*The problem*: Copy out, word for word, the stretch of lines from the first one through the line containing "heater2-label: Heater 2".

====

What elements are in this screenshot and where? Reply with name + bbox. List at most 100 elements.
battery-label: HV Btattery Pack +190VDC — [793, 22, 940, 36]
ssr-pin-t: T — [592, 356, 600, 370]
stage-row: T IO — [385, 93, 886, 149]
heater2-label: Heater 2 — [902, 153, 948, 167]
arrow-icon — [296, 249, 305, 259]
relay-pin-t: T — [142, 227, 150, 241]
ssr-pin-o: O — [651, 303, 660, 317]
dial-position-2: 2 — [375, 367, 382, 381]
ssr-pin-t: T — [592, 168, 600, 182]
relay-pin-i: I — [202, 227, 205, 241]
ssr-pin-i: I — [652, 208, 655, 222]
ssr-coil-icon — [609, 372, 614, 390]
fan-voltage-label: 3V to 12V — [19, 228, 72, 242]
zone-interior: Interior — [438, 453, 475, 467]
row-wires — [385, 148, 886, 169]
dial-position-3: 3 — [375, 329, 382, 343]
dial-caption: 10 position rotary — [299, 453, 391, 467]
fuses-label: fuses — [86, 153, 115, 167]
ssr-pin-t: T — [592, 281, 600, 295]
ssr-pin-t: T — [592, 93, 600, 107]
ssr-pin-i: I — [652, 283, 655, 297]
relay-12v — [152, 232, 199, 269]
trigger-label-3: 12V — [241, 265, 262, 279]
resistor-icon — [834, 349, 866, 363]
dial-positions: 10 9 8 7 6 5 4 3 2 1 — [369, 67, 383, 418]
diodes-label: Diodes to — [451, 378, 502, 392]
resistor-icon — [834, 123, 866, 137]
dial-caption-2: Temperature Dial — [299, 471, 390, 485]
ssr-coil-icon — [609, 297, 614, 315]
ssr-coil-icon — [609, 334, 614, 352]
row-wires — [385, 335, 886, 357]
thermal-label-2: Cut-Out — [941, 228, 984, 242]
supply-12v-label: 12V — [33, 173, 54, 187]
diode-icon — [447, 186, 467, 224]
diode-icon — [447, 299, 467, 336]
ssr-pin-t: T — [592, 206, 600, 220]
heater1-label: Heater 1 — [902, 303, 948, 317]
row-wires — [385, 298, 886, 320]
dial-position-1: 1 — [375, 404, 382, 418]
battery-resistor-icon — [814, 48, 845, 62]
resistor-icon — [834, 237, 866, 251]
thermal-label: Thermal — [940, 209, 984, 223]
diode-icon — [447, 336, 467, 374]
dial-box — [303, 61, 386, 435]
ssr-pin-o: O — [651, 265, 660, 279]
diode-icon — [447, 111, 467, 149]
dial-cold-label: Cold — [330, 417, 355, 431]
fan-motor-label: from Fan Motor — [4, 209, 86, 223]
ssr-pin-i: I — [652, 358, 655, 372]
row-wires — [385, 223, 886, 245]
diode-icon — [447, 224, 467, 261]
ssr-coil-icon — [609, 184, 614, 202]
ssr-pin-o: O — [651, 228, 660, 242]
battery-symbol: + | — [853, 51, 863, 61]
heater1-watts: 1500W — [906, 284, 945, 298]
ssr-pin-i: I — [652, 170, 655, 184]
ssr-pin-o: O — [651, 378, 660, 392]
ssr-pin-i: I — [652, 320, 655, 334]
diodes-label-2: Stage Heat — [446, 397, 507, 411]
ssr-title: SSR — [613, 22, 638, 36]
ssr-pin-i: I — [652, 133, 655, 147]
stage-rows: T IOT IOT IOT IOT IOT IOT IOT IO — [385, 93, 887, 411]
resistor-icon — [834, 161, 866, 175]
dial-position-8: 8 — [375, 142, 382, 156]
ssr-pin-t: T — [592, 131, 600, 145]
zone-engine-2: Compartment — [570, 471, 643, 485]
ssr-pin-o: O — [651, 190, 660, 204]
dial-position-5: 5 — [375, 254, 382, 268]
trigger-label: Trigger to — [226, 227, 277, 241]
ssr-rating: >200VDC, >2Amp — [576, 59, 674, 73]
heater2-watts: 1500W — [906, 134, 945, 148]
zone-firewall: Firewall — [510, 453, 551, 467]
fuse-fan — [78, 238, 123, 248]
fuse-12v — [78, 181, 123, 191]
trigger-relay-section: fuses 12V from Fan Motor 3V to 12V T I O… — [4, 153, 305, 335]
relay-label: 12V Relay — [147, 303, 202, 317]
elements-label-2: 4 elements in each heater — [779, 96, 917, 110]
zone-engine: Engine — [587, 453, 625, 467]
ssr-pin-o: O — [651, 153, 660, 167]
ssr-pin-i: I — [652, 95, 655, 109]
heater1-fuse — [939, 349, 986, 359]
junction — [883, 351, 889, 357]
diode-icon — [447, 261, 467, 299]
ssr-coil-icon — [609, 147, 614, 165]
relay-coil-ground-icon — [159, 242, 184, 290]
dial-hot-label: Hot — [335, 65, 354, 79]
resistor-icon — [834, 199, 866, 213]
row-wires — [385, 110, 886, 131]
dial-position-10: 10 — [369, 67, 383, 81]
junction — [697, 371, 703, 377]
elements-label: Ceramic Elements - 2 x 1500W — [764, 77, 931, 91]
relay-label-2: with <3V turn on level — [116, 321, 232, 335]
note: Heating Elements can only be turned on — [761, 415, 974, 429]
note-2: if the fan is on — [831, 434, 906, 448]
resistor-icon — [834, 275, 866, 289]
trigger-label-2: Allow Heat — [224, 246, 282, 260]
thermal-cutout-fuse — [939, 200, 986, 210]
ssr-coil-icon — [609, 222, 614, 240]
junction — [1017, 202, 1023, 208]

====

*Exercise result*:
What elements are in this screenshot and where? Reply with name + bbox. List at most 100 elements.
battery-label: HV Btattery Pack +190VDC — [793, 22, 940, 36]
ssr-pin-t: T — [592, 356, 600, 370]
stage-row: T IO — [385, 93, 886, 149]
heater2-label: Heater 2 — [902, 153, 948, 167]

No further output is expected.